* START Data *

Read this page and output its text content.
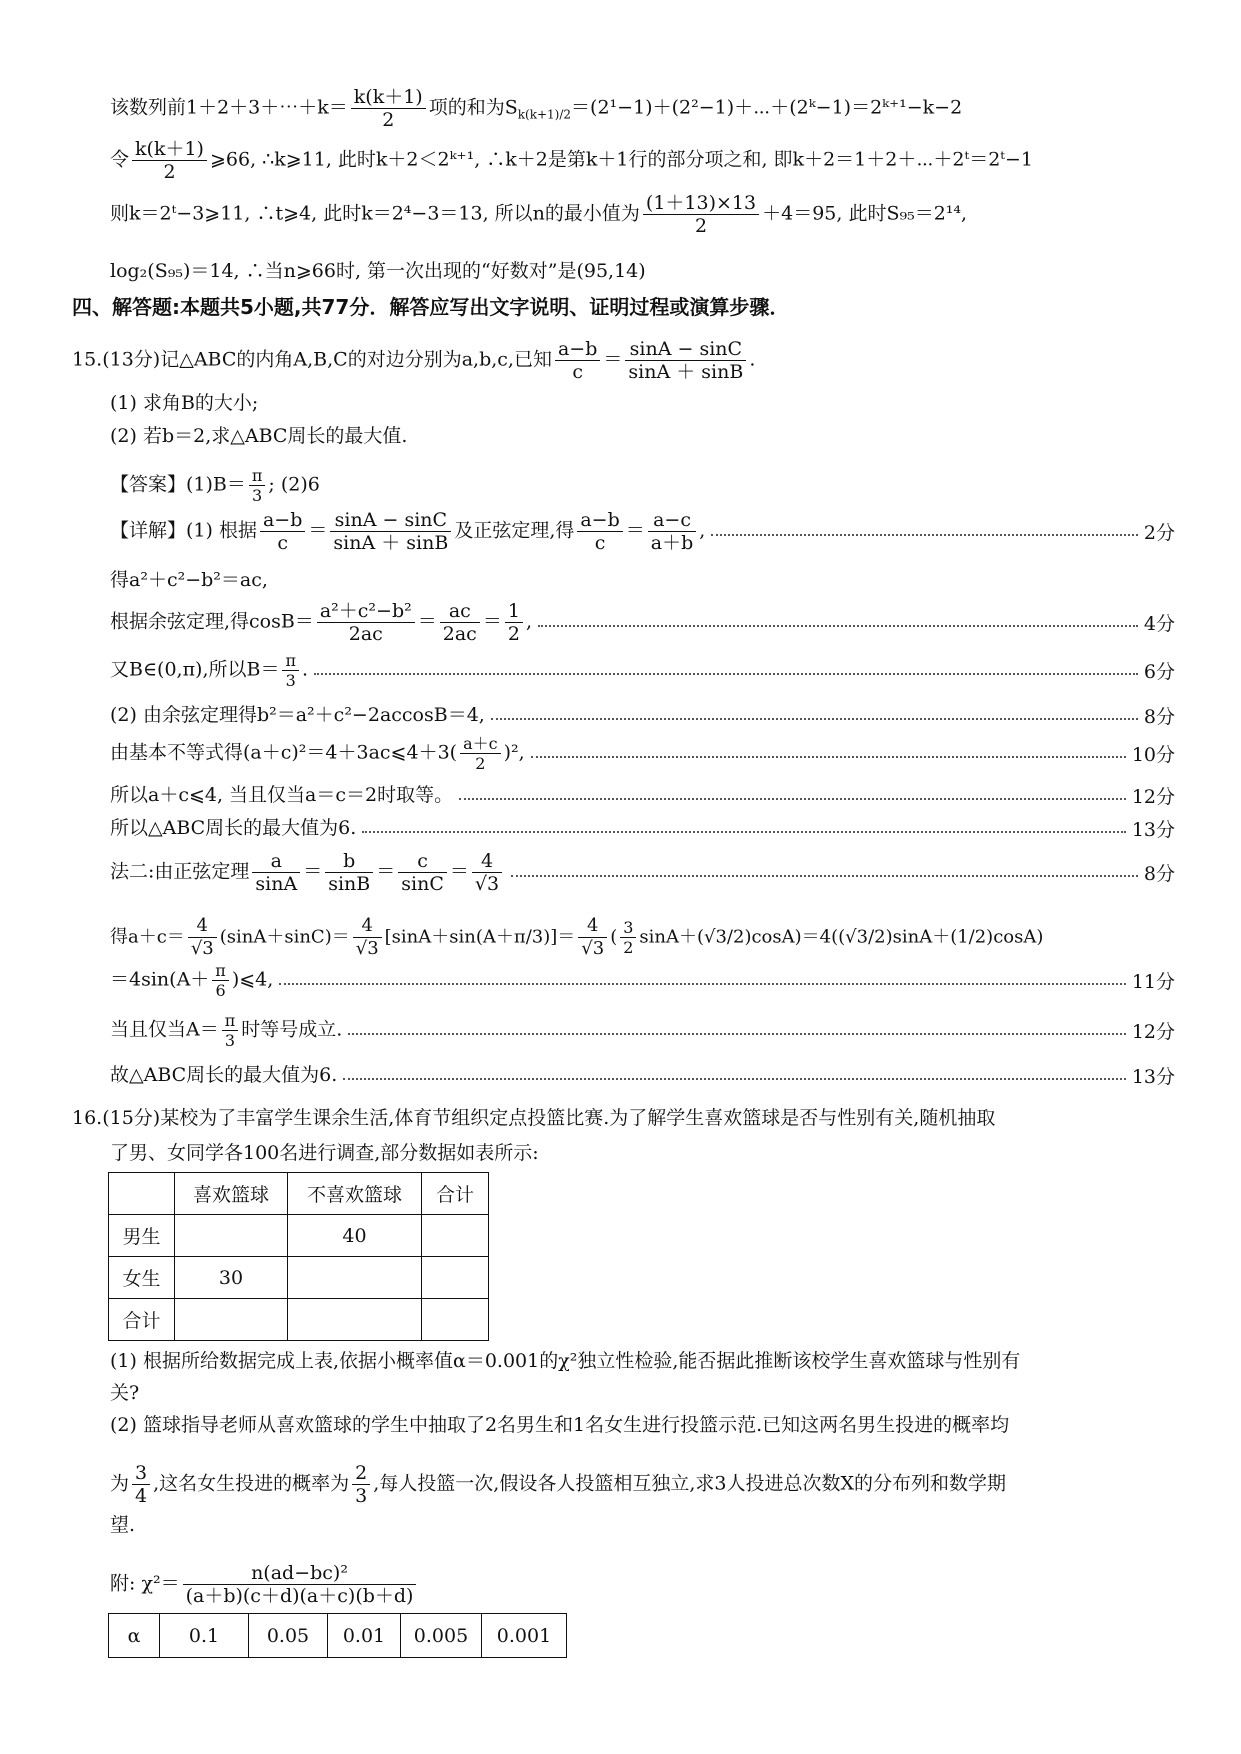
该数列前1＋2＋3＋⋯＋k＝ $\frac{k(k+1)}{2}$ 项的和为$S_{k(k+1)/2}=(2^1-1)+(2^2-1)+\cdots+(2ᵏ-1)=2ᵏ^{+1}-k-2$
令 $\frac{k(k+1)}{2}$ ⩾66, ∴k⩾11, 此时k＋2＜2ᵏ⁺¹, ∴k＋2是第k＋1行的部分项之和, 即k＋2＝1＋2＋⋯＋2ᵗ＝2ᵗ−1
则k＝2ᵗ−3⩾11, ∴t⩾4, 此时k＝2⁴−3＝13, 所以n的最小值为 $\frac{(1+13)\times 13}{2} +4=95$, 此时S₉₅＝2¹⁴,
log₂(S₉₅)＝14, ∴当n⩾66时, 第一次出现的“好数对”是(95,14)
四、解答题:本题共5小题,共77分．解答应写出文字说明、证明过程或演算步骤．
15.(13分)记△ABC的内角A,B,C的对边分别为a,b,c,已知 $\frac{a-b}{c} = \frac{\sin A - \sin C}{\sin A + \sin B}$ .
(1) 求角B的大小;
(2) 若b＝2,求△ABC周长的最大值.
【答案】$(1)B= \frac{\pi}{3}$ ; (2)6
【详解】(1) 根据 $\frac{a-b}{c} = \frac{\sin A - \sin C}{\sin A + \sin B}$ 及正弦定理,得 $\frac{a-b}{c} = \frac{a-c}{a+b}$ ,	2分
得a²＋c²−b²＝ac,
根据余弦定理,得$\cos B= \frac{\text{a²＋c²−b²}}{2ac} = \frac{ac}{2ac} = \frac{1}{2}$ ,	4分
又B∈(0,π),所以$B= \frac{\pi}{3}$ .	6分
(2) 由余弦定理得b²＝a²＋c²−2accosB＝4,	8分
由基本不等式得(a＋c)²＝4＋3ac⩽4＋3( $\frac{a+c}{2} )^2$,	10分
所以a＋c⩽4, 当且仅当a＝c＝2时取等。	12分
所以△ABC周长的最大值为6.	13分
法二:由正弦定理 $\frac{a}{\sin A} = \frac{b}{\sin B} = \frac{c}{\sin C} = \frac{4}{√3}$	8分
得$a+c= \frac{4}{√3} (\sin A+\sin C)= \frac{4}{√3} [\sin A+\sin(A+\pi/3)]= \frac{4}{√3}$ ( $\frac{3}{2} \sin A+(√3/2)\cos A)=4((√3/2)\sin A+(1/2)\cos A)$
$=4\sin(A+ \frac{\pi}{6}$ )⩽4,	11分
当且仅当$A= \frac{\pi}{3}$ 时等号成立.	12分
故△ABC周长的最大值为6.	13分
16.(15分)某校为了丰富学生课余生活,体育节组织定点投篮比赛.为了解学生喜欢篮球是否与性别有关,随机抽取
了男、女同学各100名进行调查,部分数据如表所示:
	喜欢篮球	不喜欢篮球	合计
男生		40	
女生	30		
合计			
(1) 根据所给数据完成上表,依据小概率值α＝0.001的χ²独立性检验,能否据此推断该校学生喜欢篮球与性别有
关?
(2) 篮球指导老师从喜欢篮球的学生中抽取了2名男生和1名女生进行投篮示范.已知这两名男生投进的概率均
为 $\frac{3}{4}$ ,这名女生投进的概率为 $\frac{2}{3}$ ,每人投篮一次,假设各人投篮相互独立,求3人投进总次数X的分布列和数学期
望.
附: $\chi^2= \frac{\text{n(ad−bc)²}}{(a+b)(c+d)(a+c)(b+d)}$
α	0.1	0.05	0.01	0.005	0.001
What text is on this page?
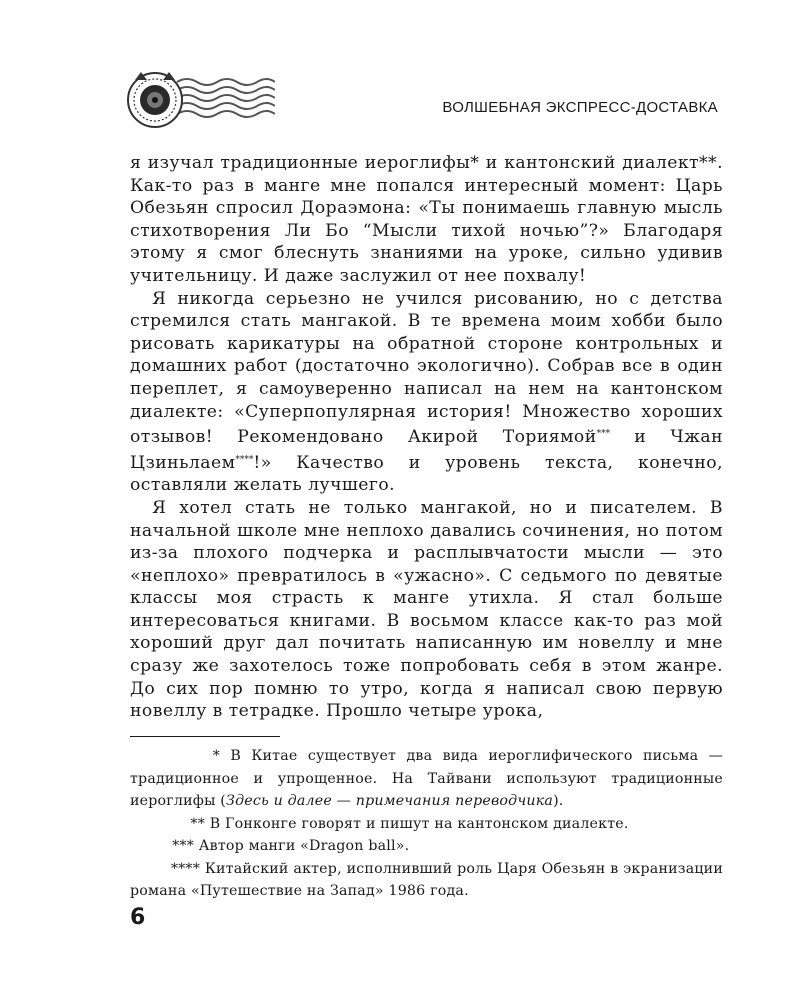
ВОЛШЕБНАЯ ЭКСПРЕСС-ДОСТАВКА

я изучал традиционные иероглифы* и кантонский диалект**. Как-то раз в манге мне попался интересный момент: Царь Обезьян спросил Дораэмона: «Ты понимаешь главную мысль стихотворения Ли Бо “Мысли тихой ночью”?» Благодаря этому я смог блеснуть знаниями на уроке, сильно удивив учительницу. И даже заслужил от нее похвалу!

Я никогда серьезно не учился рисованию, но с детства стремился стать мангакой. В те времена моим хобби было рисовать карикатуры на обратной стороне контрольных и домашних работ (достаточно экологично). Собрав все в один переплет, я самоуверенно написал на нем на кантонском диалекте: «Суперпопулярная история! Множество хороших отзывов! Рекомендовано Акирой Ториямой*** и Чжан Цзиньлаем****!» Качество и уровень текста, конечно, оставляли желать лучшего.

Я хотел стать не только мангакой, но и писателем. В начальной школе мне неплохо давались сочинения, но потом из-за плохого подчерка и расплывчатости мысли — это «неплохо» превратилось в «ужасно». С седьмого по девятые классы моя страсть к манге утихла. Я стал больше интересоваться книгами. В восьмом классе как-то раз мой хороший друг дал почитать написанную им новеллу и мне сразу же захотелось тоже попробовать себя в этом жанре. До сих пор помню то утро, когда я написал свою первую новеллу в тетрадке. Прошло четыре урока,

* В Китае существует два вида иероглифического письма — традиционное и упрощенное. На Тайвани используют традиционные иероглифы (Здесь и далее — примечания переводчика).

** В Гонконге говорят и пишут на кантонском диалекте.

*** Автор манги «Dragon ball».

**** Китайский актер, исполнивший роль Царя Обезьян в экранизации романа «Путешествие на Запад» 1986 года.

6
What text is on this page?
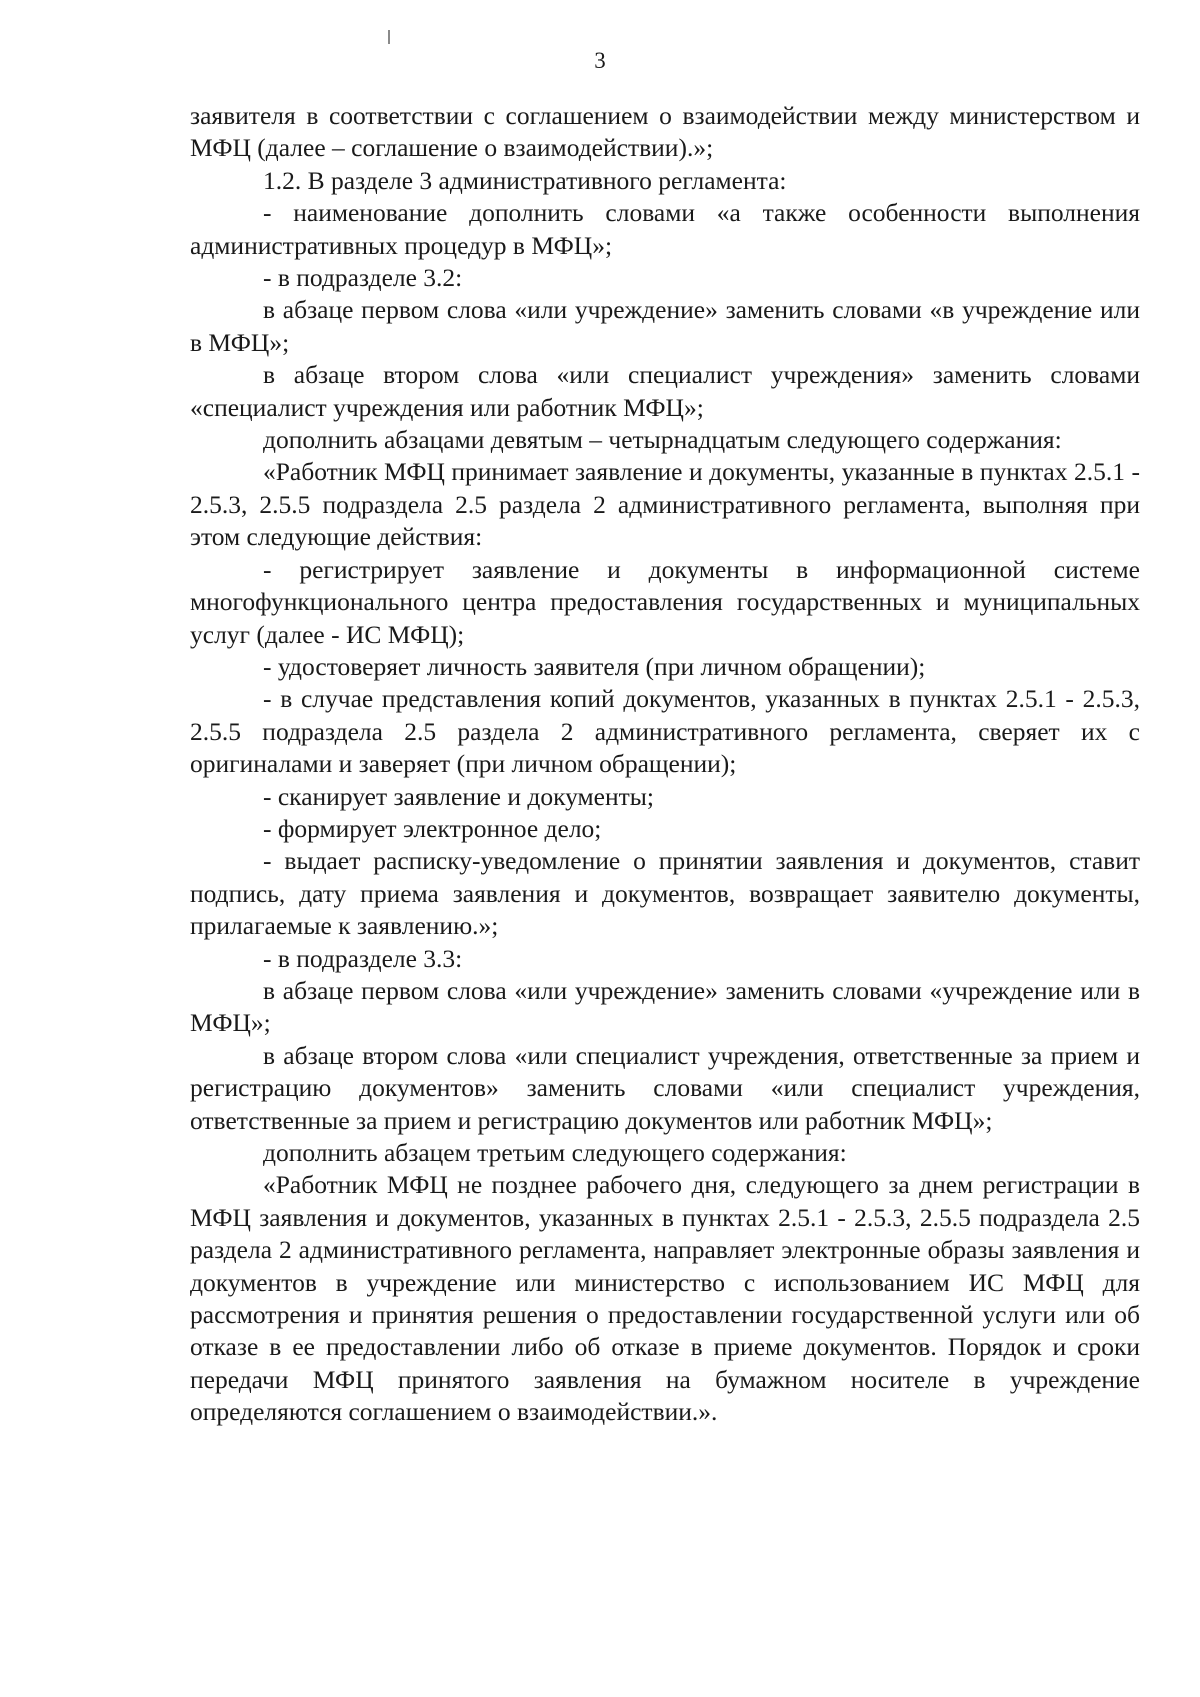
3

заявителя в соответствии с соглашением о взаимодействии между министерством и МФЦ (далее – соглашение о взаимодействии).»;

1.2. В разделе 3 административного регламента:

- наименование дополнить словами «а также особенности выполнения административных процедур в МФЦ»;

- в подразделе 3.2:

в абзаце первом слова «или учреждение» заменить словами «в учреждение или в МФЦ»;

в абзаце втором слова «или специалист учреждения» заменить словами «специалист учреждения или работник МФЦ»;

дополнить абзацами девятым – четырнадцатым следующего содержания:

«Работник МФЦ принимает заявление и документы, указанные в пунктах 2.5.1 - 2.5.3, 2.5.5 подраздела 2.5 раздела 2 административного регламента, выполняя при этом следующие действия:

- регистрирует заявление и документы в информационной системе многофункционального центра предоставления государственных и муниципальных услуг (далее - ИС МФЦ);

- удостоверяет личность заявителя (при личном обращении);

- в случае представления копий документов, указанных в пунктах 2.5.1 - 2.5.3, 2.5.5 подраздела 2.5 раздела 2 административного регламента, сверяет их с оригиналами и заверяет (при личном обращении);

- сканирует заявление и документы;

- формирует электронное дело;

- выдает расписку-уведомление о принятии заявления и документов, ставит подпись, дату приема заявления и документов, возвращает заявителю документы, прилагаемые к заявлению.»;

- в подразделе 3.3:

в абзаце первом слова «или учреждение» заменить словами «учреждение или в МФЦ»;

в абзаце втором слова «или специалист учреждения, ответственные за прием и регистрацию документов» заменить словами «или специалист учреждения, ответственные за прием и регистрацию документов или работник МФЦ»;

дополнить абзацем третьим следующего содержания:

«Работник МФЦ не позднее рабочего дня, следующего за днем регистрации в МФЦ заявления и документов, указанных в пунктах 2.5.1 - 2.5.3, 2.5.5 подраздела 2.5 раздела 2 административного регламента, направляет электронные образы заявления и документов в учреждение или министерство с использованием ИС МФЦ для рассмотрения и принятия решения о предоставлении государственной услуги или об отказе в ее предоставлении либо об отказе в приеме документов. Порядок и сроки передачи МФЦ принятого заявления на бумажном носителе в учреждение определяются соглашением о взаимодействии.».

* END Data *

• Written instruction
Determine the number of lines in the listing that hold the word "учреждения", and supply that number and nothing further.

• Result of the exercise
2